▸ EXERCISE DETAILS: Quote the entries that follow exactly, leaving none out.

>> Start GIVEN RECORDS

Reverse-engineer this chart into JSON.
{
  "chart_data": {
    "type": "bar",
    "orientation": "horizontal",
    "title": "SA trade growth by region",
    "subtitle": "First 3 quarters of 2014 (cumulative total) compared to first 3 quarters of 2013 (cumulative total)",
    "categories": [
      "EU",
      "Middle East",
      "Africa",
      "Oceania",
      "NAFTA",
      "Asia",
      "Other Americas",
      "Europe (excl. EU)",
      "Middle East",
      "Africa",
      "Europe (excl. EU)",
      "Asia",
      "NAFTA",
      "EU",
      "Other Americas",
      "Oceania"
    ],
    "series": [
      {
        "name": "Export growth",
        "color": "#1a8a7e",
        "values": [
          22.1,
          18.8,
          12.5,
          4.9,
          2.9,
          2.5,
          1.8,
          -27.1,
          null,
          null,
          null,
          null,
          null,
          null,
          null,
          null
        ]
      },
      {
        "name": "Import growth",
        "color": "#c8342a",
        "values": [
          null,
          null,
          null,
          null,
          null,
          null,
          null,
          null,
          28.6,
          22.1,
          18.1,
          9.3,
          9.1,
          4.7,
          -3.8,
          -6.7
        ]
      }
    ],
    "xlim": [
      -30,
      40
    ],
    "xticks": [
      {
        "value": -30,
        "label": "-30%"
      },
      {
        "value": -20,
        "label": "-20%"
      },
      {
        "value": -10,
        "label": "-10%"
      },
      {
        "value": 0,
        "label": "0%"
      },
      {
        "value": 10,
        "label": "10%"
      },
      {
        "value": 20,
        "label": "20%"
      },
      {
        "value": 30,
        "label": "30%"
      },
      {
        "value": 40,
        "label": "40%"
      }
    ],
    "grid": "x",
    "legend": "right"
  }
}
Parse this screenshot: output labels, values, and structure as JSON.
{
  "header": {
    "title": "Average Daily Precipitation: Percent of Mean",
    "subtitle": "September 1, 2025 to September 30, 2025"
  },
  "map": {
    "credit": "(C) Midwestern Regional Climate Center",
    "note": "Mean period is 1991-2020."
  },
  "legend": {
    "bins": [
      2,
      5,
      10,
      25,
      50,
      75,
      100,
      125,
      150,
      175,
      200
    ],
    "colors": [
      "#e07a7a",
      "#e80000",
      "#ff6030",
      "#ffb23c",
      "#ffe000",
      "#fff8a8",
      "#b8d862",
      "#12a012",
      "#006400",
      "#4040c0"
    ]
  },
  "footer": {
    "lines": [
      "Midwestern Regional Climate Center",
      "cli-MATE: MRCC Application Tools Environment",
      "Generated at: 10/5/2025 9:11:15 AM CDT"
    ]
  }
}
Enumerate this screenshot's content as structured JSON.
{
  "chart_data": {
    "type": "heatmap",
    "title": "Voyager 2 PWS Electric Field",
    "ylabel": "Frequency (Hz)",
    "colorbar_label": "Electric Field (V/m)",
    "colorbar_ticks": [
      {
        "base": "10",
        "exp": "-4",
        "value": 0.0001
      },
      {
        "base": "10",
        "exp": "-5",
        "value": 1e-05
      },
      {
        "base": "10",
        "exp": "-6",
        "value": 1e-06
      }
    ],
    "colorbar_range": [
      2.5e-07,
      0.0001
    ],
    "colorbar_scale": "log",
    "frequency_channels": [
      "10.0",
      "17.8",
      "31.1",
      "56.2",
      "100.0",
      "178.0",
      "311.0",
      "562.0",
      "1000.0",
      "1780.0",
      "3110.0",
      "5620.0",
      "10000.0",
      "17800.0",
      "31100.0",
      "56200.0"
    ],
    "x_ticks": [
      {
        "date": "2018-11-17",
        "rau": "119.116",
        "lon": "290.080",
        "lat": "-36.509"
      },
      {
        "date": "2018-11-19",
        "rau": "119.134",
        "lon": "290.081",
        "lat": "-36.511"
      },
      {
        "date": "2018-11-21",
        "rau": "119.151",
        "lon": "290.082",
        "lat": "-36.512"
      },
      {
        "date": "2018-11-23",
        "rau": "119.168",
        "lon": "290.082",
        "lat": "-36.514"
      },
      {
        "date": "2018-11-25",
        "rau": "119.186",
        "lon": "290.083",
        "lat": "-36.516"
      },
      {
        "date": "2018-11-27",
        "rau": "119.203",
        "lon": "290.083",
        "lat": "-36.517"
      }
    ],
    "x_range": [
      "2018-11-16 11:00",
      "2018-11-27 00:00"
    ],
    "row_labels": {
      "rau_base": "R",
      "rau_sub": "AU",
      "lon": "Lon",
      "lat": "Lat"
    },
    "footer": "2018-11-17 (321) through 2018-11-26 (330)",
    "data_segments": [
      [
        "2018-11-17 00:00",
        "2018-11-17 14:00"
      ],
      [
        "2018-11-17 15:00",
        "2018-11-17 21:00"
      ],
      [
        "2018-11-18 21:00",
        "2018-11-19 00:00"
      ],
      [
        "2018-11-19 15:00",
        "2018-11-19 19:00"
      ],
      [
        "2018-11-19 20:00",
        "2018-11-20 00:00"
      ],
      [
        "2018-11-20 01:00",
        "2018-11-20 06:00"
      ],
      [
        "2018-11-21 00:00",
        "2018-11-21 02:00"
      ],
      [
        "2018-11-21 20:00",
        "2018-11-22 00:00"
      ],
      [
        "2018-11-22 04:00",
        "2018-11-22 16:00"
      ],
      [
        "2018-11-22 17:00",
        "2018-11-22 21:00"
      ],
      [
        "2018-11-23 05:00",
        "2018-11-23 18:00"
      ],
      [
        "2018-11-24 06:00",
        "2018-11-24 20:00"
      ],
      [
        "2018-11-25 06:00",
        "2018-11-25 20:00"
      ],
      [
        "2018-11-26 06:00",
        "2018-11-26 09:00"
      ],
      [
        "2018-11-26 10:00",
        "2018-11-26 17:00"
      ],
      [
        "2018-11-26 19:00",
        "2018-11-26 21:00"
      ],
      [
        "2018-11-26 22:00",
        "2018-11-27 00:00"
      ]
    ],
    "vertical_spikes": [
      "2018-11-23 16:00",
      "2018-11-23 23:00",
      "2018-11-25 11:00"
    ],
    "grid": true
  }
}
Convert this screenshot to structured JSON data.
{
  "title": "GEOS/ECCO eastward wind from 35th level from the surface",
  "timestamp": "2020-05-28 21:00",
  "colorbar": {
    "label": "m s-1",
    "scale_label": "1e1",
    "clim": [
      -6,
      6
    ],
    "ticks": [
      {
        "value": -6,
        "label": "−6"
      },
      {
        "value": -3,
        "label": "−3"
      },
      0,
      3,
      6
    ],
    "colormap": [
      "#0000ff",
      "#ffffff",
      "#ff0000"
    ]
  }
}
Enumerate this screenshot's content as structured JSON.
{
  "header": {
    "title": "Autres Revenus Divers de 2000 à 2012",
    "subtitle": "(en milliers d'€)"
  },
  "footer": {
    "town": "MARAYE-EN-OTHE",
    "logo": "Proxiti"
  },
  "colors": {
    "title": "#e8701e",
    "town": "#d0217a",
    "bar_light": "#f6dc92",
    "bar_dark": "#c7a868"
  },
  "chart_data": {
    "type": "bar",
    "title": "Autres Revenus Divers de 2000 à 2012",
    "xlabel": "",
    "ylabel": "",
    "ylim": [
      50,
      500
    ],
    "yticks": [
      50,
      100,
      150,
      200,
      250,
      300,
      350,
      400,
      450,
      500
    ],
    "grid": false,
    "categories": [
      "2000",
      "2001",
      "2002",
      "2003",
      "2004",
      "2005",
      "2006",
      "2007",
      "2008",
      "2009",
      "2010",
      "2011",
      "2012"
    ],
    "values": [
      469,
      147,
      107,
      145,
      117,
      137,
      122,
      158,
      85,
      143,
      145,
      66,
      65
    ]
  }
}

>> End GIVEN RECORDS

▸ TASK RESPONSE:
Reverse-engineer this chart into JSON.
{
  "chart_data": {
    "type": "bar",
    "orientation": "horizontal",
    "title": "SA trade growth by region",
    "subtitle": "First 3 quarters of 2014 (cumulative total) compared to first 3 quarters of 2013 (cumulative total)",
    "categories": [
      "EU",
      "Middle East",
      "Africa",
      "Oceania",
      "NAFTA",
      "Asia",
      "Other Americas",
      "Europe (excl. EU)",
      "Middle East",
      "Africa",
      "Europe (excl. EU)",
      "Asia",
      "NAFTA",
      "EU",
      "Other Americas",
      "Oceania"
    ],
    "series": [
      {
        "name": "Export growth",
        "color": "#1a8a7e",
        "values": [
          22.1,
          18.8,
          12.5,
          4.9,
          2.9,
          2.5,
          1.8,
          -27.1,
          null,
          null,
          null,
          null,
          null,
          null,
          null,
          null
        ]
      },
      {
        "name": "Import growth",
        "color": "#c8342a",
        "values": [
          null,
          null,
          null,
          null,
          null,
          null,
          null,
          null,
          28.6,
          22.1,
          18.1,
          9.3,
          9.1,
          4.7,
          -3.8,
          -6.7
        ]
      }
    ],
    "xlim": [
      -30,
      40
    ],
    "xticks": [
      {
        "value": -30,
        "label": "-30%"
      },
      {
        "value": -20,
        "label": "-20%"
      },
      {
        "value": -10,
        "label": "-10%"
      },
      {
        "value": 0,
        "label": "0%"
      },
      {
        "value": 10,
        "label": "10%"
      },
      {
        "value": 20,
        "label": "20%"
      },
      {
        "value": 30,
        "label": "30%"
      },
      {
        "value": 40,
        "label": "40%"
      }
    ],
    "grid": "x",
    "legend": "right"
  }
}
Parse this screenshot: output labels, values, and structure as JSON.
{
  "header": {
    "title": "Average Daily Precipitation: Percent of Mean",
    "subtitle": "September 1, 2025 to September 30, 2025"
  },
  "map": {
    "credit": "(C) Midwestern Regional Climate Center",
    "note": "Mean period is 1991-2020."
  },
  "legend": {
    "bins": [
      2,
      5,
      10,
      25,
      50,
      75,
      100,
      125,
      150,
      175,
      200
    ],
    "colors": [
      "#e07a7a",
      "#e80000",
      "#ff6030",
      "#ffb23c",
      "#ffe000",
      "#fff8a8",
      "#b8d862",
      "#12a012",
      "#006400",
      "#4040c0"
    ]
  },
  "footer": {
    "lines": [
      "Midwestern Regional Climate Center",
      "cli-MATE: MRCC Application Tools Environment",
      "Generated at: 10/5/2025 9:11:15 AM CDT"
    ]
  }
}
Enumerate this screenshot's content as structured JSON.
{
  "chart_data": {
    "type": "heatmap",
    "title": "Voyager 2 PWS Electric Field",
    "ylabel": "Frequency (Hz)",
    "colorbar_label": "Electric Field (V/m)",
    "colorbar_ticks": [
      {
        "base": "10",
        "exp": "-4",
        "value": 0.0001
      },
      {
        "base": "10",
        "exp": "-5",
        "value": 1e-05
      },
      {
        "base": "10",
        "exp": "-6",
        "value": 1e-06
      }
    ],
    "colorbar_range": [
      2.5e-07,
      0.0001
    ],
    "colorbar_scale": "log",
    "frequency_channels": [
      "10.0",
      "17.8",
      "31.1",
      "56.2",
      "100.0",
      "178.0",
      "311.0",
      "562.0",
      "1000.0",
      "1780.0",
      "3110.0",
      "5620.0",
      "10000.0",
      "17800.0",
      "31100.0",
      "56200.0"
    ],
    "x_ticks": [
      {
        "date": "2018-11-17",
        "rau": "119.116",
        "lon": "290.080",
        "lat": "-36.509"
      },
      {
        "date": "2018-11-19",
        "rau": "119.134",
        "lon": "290.081",
        "lat": "-36.511"
      },
      {
        "date": "2018-11-21",
        "rau": "119.151",
        "lon": "290.082",
        "lat": "-36.512"
      },
      {
        "date": "2018-11-23",
        "rau": "119.168",
        "lon": "290.082",
        "lat": "-36.514"
      },
      {
        "date": "2018-11-25",
        "rau": "119.186",
        "lon": "290.083",
        "lat": "-36.516"
      },
      {
        "date": "2018-11-27",
        "rau": "119.203",
        "lon": "290.083",
        "lat": "-36.517"
      }
    ],
    "x_range": [
      "2018-11-16 11:00",
      "2018-11-27 00:00"
    ],
    "row_labels": {
      "rau_base": "R",
      "rau_sub": "AU",
      "lon": "Lon",
      "lat": "Lat"
    },
    "footer": "2018-11-17 (321) through 2018-11-26 (330)",
    "data_segments": [
      [
        "2018-11-17 00:00",
        "2018-11-17 14:00"
      ],
      [
        "2018-11-17 15:00",
        "2018-11-17 21:00"
      ],
      [
        "2018-11-18 21:00",
        "2018-11-19 00:00"
      ],
      [
        "2018-11-19 15:00",
        "2018-11-19 19:00"
      ],
      [
        "2018-11-19 20:00",
        "2018-11-20 00:00"
      ],
      [
        "2018-11-20 01:00",
        "2018-11-20 06:00"
      ],
      [
        "2018-11-21 00:00",
        "2018-11-21 02:00"
      ],
      [
        "2018-11-21 20:00",
        "2018-11-22 00:00"
      ],
      [
        "2018-11-22 04:00",
        "2018-11-22 16:00"
      ],
      [
        "2018-11-22 17:00",
        "2018-11-22 21:00"
      ],
      [
        "2018-11-23 05:00",
        "2018-11-23 18:00"
      ],
      [
        "2018-11-24 06:00",
        "2018-11-24 20:00"
      ],
      [
        "2018-11-25 06:00",
        "2018-11-25 20:00"
      ],
      [
        "2018-11-26 06:00",
        "2018-11-26 09:00"
      ],
      [
        "2018-11-26 10:00",
        "2018-11-26 17:00"
      ],
      [
        "2018-11-26 19:00",
        "2018-11-26 21:00"
      ],
      [
        "2018-11-26 22:00",
        "2018-11-27 00:00"
      ]
    ],
    "vertical_spikes": [
      "2018-11-23 16:00",
      "2018-11-23 23:00",
      "2018-11-25 11:00"
    ],
    "grid": true
  }
}
Convert this screenshot to structured JSON data.
{
  "title": "GEOS/ECCO eastward wind from 35th level from the surface",
  "timestamp": "2020-05-28 21:00",
  "colorbar": {
    "label": "m s-1",
    "scale_label": "1e1",
    "clim": [
      -6,
      6
    ],
    "ticks": [
      {
        "value": -6,
        "label": "−6"
      },
      {
        "value": -3,
        "label": "−3"
      },
      0,
      3,
      6
    ],
    "colormap": [
      "#0000ff",
      "#ffffff",
      "#ff0000"
    ]
  }
}
Enumerate this screenshot's content as structured JSON.
{
  "header": {
    "title": "Autres Revenus Divers de 2000 à 2012",
    "subtitle": "(en milliers d'€)"
  },
  "footer": {
    "town": "MARAYE-EN-OTHE",
    "logo": "Proxiti"
  },
  "colors": {
    "title": "#e8701e",
    "town": "#d0217a",
    "bar_light": "#f6dc92",
    "bar_dark": "#c7a868"
  },
  "chart_data": {
    "type": "bar",
    "title": "Autres Revenus Divers de 2000 à 2012",
    "xlabel": "",
    "ylabel": "",
    "ylim": [
      50,
      500
    ],
    "yticks": [
      50,
      100,
      150,
      200,
      250,
      300,
      350,
      400,
      450,
      500
    ],
    "grid": false,
    "categories": [
      "2000",
      "2001",
      "2002",
      "2003",
      "2004",
      "2005",
      "2006",
      "2007",
      "2008",
      "2009",
      "2010",
      "2011",
      "2012"
    ],
    "values": [
      469,
      147,
      107,
      145,
      117,
      137,
      122,
      158,
      85,
      143,
      145,
      66,
      65
    ]
  }
}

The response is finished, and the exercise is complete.